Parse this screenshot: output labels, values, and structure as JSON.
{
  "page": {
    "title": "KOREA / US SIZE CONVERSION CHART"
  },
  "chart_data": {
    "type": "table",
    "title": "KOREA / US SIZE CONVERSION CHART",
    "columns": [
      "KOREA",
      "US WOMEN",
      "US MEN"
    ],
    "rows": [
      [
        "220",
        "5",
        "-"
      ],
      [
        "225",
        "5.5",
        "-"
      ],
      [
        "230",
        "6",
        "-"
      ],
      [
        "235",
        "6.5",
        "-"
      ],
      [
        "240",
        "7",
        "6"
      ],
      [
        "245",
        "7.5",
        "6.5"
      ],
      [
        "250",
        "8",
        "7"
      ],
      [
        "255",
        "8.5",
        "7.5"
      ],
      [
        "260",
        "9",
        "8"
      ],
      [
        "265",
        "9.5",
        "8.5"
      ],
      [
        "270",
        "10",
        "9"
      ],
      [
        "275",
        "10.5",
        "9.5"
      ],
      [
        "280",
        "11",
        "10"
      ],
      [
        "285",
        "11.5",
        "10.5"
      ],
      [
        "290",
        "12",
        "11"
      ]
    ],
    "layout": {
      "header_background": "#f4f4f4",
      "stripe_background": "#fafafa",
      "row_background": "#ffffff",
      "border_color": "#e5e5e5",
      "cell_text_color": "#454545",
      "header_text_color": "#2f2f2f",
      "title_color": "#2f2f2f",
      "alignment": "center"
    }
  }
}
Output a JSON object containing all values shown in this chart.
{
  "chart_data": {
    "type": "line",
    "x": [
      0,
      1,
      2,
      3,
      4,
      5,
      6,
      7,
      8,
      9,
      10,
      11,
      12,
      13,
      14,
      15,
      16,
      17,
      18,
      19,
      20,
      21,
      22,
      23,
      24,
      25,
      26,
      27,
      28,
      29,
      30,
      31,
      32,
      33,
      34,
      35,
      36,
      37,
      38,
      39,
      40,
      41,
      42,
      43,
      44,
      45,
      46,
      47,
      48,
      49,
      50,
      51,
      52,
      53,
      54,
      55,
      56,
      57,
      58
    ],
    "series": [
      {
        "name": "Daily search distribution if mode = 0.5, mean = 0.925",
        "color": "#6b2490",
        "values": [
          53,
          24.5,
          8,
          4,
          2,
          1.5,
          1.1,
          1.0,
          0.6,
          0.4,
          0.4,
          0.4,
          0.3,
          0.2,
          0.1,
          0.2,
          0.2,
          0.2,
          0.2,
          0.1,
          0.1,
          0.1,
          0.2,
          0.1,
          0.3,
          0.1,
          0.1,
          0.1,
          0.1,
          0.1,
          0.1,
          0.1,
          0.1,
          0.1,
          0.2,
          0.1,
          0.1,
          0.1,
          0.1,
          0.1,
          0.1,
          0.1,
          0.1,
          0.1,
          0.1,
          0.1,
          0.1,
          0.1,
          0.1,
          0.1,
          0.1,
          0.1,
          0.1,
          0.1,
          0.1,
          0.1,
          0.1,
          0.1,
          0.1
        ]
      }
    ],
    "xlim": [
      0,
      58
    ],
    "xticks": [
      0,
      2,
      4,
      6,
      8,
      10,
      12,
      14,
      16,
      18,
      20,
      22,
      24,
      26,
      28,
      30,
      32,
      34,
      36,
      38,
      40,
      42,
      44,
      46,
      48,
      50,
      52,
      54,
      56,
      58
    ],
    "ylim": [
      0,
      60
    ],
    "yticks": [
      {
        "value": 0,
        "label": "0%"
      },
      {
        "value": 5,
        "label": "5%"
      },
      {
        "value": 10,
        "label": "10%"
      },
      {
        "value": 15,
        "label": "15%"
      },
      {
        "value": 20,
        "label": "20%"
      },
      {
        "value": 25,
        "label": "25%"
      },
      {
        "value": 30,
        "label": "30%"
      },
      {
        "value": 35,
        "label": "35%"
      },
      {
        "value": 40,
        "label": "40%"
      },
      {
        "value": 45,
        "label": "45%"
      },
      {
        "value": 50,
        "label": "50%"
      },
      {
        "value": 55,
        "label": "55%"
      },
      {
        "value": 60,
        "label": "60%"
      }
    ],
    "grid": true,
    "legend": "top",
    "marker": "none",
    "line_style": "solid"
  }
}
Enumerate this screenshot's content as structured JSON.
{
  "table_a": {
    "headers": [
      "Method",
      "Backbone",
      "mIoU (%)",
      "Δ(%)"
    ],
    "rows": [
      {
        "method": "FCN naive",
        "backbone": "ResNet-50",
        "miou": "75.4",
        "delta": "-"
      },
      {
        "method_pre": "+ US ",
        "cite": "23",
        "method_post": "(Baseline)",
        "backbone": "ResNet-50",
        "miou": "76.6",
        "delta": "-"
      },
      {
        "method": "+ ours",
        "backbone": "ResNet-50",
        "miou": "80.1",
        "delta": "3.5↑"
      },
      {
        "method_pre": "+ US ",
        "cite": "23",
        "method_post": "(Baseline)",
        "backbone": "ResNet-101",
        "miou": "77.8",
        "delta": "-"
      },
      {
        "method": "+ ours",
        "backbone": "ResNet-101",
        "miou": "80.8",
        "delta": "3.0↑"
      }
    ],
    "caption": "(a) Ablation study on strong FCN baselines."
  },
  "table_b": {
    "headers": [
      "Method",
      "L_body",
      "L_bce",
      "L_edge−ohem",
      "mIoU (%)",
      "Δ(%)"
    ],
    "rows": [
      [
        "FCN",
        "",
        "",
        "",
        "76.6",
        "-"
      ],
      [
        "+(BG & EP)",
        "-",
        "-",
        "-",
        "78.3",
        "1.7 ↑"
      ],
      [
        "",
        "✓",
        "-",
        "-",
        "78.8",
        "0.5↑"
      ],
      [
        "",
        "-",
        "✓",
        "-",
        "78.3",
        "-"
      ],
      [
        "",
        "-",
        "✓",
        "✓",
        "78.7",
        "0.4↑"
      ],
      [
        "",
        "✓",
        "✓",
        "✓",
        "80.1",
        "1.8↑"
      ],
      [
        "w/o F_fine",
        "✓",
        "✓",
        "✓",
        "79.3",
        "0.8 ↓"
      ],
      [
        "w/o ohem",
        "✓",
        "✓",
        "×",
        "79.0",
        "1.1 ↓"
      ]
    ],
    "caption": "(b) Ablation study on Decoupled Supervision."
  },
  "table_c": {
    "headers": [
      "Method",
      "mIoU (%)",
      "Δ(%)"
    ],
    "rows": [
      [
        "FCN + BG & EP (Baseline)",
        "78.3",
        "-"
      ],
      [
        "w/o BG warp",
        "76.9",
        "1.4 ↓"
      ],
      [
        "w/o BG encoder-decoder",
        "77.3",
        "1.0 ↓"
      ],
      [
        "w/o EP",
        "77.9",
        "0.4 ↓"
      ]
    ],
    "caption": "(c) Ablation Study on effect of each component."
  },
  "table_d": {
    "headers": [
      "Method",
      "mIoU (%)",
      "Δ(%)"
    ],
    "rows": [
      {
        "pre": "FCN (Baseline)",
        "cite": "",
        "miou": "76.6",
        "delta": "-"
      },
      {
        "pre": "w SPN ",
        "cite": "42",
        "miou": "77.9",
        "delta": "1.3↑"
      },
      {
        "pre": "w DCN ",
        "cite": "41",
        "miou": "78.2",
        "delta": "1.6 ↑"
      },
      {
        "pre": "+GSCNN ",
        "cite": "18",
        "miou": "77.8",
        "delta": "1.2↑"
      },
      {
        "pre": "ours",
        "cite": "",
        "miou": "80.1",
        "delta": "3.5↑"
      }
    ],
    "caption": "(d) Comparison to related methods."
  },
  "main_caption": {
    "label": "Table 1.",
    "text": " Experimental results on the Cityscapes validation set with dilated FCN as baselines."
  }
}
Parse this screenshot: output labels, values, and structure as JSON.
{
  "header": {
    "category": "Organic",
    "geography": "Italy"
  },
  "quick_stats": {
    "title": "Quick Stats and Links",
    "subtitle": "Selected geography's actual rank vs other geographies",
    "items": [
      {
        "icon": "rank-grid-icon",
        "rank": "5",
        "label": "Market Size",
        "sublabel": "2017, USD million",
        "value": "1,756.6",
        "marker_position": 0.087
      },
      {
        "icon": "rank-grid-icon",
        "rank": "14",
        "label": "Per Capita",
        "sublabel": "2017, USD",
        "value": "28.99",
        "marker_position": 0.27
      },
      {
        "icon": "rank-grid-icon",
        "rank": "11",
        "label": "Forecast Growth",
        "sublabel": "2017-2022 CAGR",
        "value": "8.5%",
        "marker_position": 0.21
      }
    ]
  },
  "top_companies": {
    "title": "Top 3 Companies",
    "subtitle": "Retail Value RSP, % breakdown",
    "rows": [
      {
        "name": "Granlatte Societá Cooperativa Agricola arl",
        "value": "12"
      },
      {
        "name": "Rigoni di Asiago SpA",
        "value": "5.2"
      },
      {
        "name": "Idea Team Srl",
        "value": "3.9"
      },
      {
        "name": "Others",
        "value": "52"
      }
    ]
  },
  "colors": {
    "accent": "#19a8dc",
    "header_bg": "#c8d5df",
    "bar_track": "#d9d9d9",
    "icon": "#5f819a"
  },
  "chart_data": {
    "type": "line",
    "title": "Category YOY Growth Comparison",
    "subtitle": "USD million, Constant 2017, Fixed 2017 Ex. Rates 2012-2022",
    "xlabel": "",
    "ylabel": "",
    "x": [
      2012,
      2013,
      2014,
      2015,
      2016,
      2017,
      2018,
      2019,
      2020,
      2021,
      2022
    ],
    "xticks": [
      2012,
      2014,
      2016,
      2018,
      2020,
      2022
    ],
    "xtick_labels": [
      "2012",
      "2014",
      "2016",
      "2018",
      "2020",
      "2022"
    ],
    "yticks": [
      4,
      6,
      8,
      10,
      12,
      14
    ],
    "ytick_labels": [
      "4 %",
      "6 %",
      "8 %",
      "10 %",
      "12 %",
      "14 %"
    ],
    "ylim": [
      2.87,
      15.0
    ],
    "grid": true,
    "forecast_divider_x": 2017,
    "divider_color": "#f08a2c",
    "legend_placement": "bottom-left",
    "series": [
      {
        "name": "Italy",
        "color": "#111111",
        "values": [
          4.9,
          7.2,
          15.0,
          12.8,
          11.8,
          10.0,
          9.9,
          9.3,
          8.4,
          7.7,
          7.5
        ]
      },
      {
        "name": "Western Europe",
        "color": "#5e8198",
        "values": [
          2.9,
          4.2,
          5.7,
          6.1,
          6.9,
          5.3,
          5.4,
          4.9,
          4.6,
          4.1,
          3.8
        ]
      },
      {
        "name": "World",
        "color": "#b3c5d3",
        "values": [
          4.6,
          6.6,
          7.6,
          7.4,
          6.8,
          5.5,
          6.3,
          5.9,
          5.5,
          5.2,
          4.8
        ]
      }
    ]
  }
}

PROBLEM DESCRIPTION →
Give the number of lines in the listing above that contain "sublabel", and nothing else.

SOLUTION TO THE EXERCISE →
3